● **INFORMATION GIVEN**:
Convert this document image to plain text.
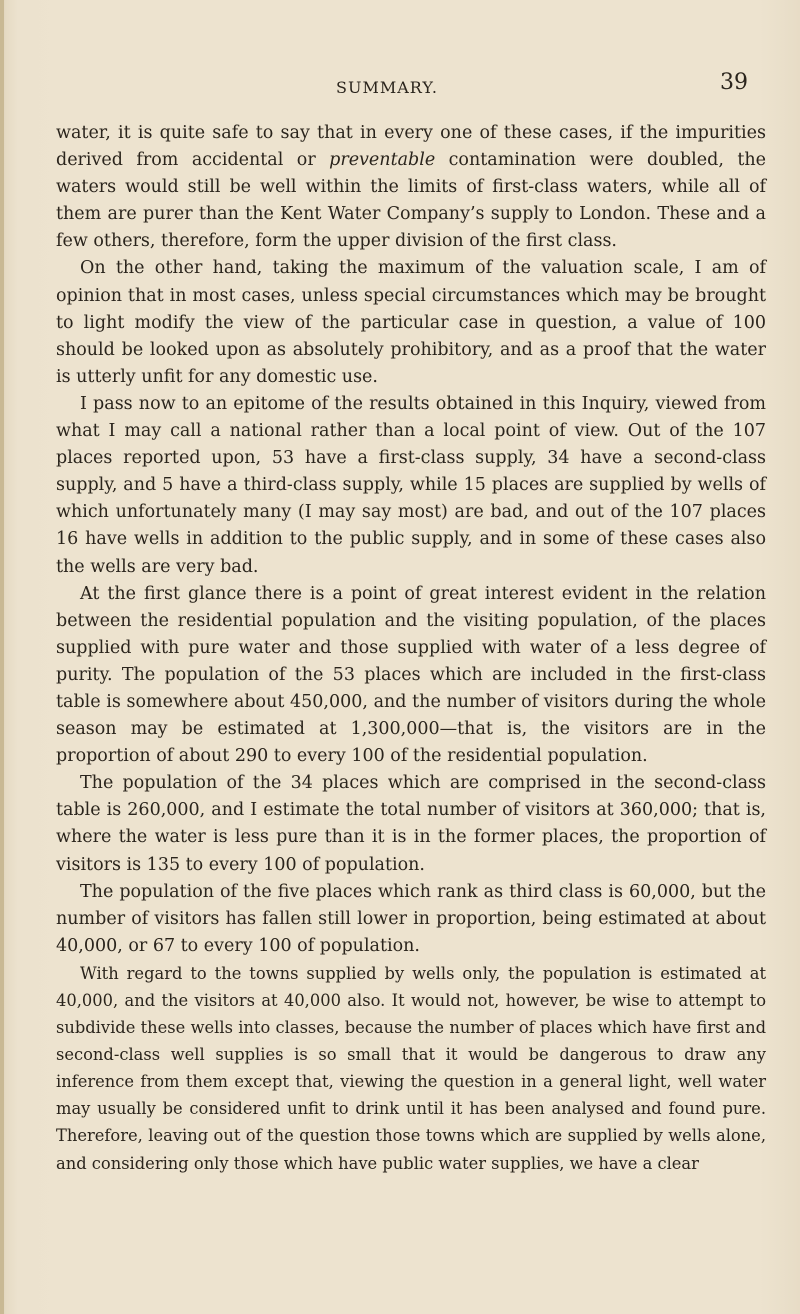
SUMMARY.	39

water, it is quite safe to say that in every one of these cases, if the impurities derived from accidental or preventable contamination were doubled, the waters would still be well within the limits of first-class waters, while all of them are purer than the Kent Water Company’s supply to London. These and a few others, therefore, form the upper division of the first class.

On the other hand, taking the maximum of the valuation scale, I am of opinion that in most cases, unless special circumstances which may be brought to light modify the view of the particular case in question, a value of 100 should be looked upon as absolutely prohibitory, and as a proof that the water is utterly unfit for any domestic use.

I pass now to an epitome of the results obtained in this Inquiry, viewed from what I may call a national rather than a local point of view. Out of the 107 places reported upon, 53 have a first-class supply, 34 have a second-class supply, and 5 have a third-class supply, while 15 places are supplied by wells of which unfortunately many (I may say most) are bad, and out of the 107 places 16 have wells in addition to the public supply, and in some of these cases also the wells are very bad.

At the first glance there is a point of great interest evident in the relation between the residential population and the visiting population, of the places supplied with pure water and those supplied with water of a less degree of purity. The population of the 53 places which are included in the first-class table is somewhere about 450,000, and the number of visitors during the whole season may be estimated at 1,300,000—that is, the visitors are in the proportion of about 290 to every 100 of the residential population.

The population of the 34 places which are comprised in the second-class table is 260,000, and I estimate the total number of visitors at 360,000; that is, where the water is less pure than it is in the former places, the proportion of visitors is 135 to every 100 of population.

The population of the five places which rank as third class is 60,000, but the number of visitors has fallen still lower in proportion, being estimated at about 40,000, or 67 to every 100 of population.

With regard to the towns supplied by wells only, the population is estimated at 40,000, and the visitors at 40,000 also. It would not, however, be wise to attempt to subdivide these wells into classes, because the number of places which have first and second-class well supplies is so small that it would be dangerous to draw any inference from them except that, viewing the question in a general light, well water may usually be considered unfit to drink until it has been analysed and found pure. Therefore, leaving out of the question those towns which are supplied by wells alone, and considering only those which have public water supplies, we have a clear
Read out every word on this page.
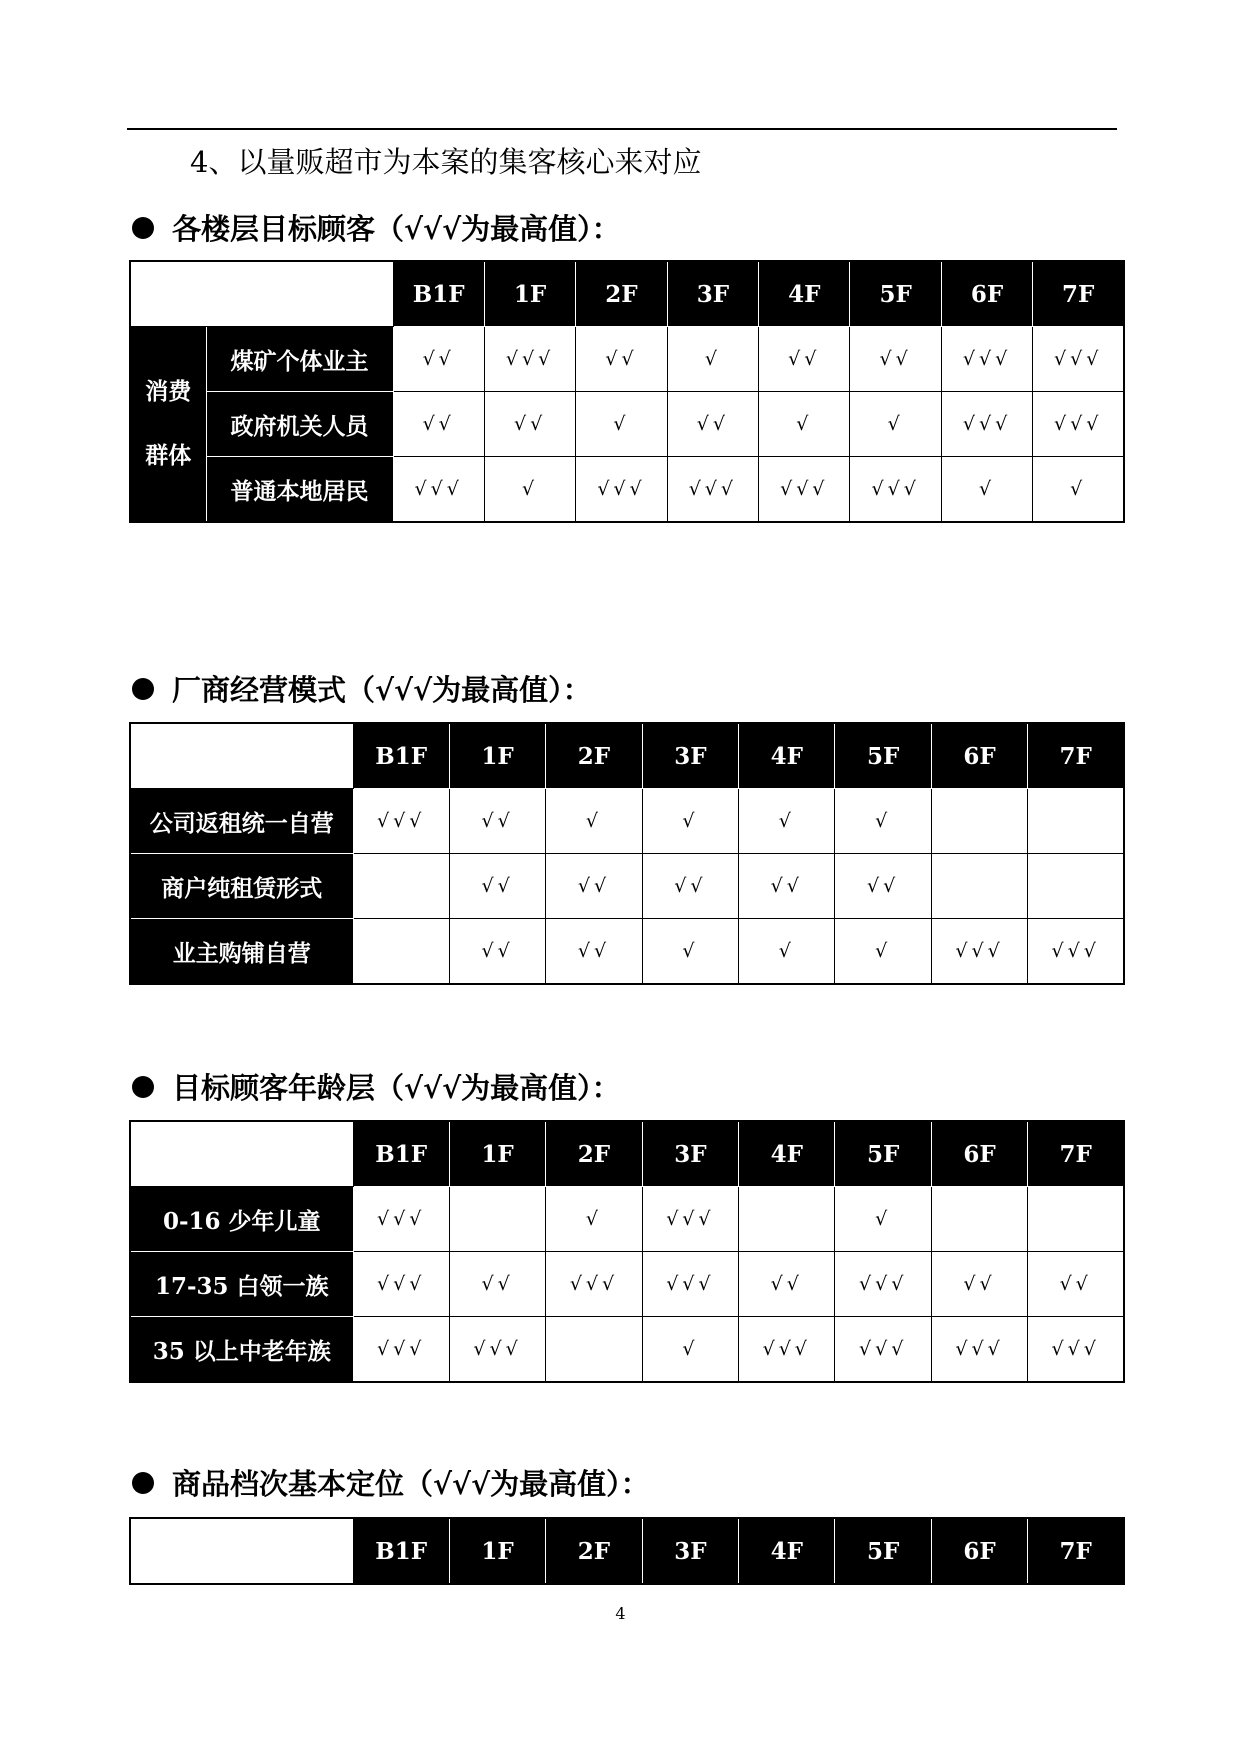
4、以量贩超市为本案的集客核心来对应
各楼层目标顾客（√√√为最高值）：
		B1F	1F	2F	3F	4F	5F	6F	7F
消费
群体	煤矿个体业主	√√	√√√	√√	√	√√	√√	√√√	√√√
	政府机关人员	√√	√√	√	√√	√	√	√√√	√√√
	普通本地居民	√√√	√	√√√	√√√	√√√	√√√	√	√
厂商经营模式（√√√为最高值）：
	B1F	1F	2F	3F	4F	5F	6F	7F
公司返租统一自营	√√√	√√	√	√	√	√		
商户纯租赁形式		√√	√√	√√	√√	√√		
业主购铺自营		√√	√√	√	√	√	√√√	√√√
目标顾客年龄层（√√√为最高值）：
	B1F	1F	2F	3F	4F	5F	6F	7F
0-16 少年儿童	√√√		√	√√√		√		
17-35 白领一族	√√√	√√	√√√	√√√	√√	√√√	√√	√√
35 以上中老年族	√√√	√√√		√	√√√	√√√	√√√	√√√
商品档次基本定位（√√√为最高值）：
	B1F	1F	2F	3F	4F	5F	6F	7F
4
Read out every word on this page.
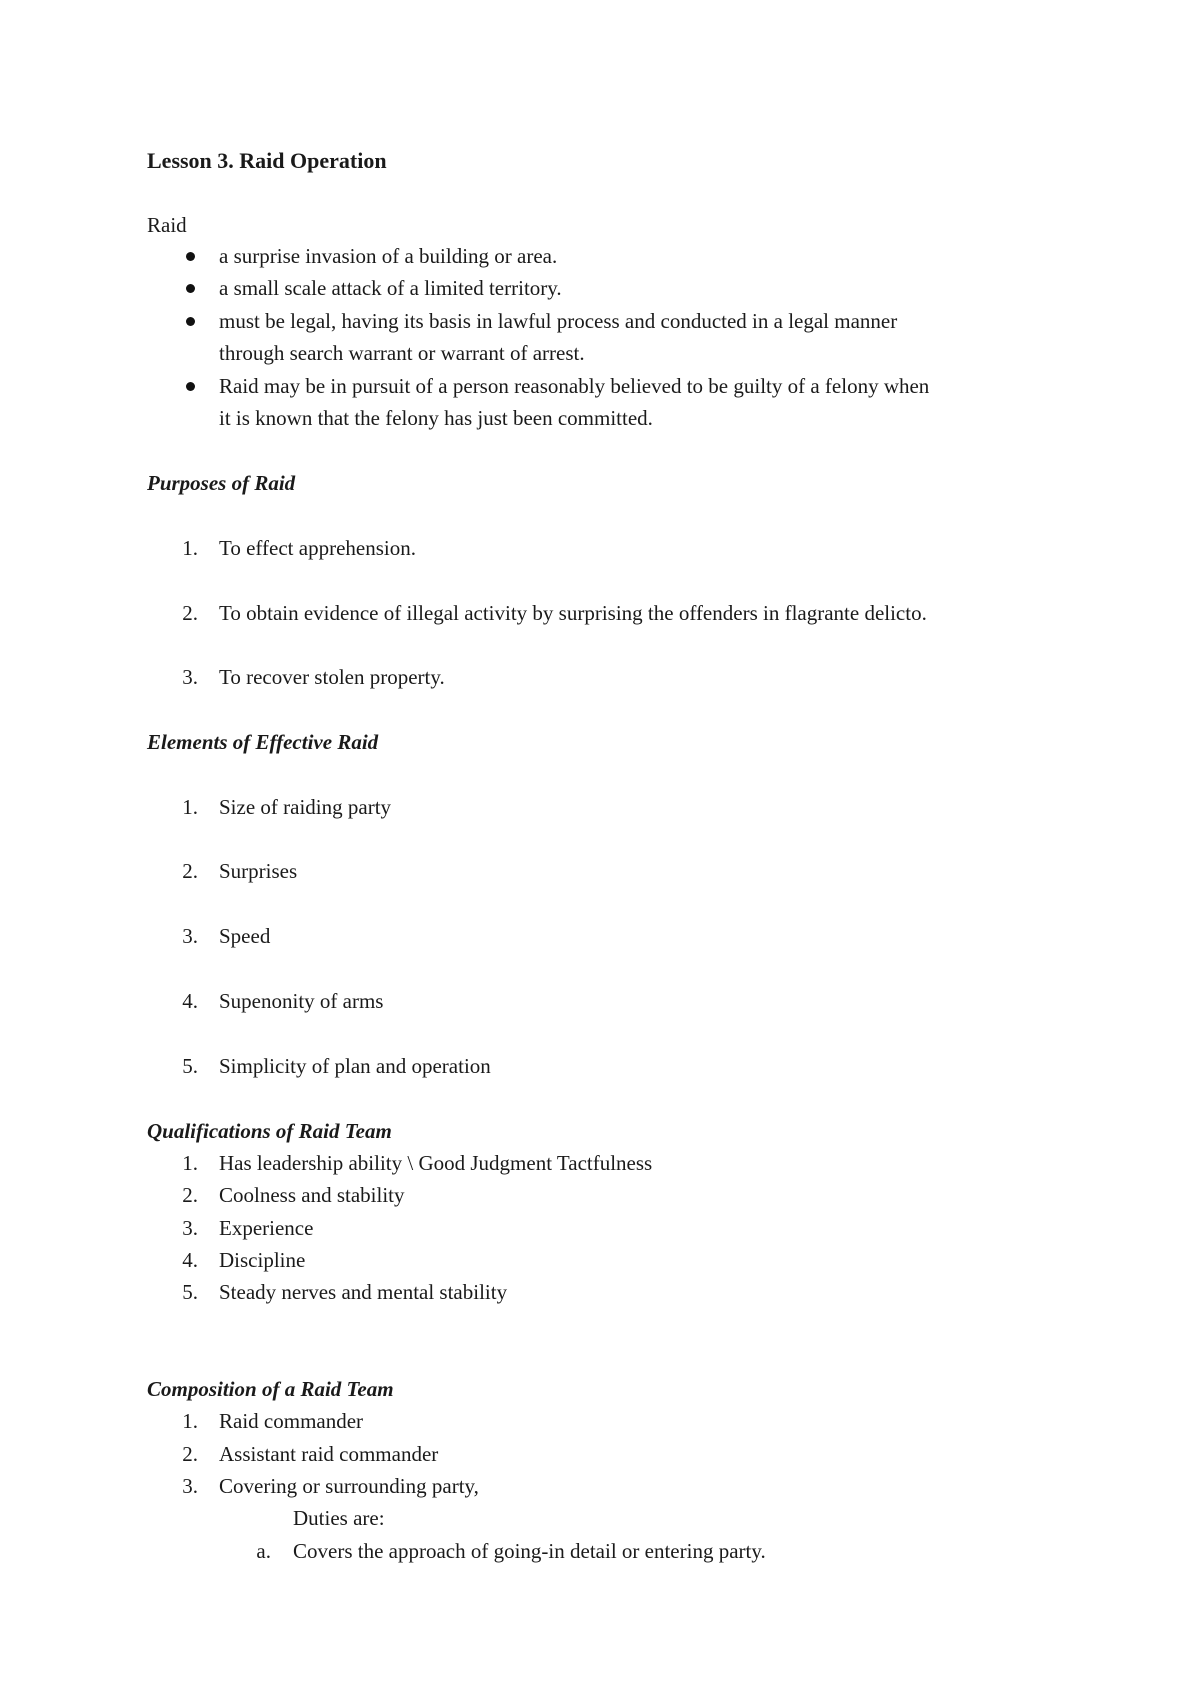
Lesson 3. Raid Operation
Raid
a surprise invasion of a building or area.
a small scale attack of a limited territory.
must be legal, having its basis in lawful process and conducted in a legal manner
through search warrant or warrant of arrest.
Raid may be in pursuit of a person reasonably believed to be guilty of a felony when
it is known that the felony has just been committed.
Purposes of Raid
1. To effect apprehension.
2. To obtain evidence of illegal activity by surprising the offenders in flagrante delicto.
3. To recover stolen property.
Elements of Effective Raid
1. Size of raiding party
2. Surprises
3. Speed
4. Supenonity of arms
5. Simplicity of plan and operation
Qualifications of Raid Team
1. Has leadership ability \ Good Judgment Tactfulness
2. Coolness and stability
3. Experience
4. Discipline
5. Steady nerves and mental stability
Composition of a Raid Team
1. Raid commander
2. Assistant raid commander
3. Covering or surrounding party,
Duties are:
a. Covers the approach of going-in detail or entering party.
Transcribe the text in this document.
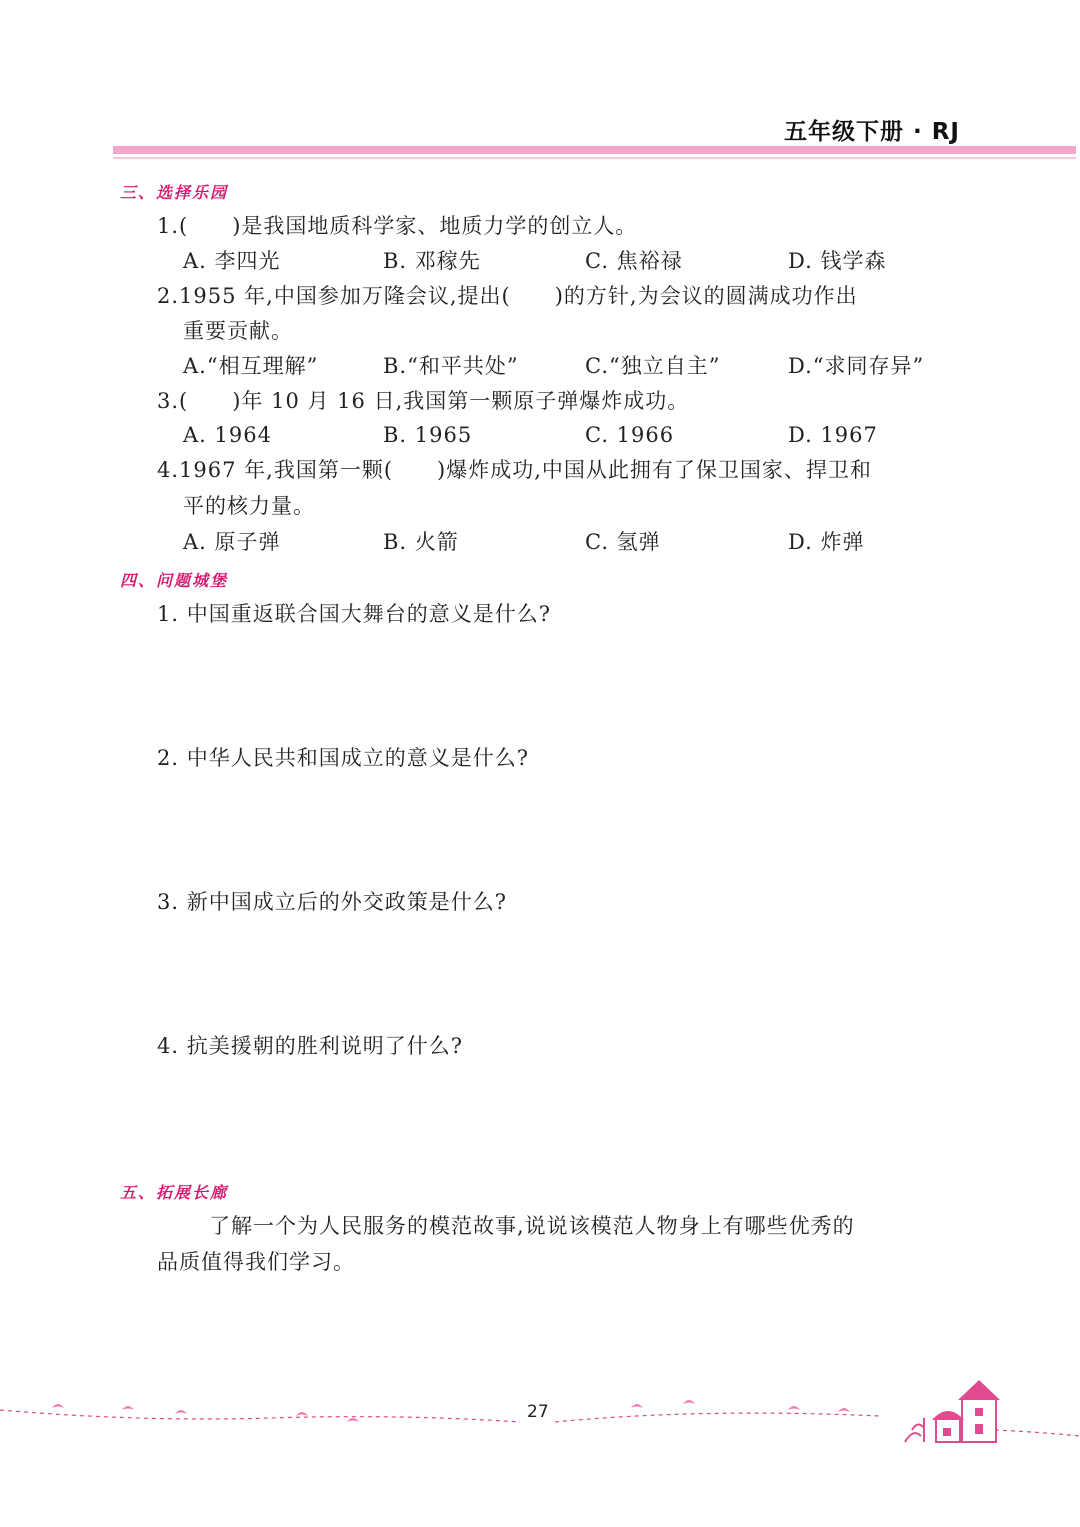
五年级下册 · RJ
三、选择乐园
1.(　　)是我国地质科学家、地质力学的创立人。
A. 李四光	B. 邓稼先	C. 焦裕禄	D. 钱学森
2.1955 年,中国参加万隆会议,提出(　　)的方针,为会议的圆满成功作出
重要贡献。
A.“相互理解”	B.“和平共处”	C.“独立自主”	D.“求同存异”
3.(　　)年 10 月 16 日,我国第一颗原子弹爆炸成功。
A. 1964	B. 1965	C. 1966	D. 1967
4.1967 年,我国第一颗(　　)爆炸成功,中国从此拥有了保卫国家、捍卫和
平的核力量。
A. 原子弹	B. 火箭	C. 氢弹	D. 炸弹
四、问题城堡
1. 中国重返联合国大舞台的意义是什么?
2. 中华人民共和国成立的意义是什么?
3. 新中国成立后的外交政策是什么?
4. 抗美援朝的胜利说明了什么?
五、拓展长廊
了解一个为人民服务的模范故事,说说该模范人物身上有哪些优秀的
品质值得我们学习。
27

● **THE TASK**: Exactly reproduce the lines beginning at the one that contains "Transcribe the text in this document." and ending at the final line of the material, with the pictures left out.

● **FINAL RESULT**:
Transcribe the text in this document.
五年级下册 · RJ
三、选择乐园
1.(　　)是我国地质科学家、地质力学的创立人。
A. 李四光	B. 邓稼先	C. 焦裕禄	D. 钱学森
2.1955 年,中国参加万隆会议,提出(　　)的方针,为会议的圆满成功作出
重要贡献。
A.“相互理解”	B.“和平共处”	C.“独立自主”	D.“求同存异”
3.(　　)年 10 月 16 日,我国第一颗原子弹爆炸成功。
A. 1964	B. 1965	C. 1966	D. 1967
4.1967 年,我国第一颗(　　)爆炸成功,中国从此拥有了保卫国家、捍卫和
平的核力量。
A. 原子弹	B. 火箭	C. 氢弹	D. 炸弹
四、问题城堡
1. 中国重返联合国大舞台的意义是什么?
2. 中华人民共和国成立的意义是什么?
3. 新中国成立后的外交政策是什么?
4. 抗美援朝的胜利说明了什么?
五、拓展长廊
了解一个为人民服务的模范故事,说说该模范人物身上有哪些优秀的
品质值得我们学习。
27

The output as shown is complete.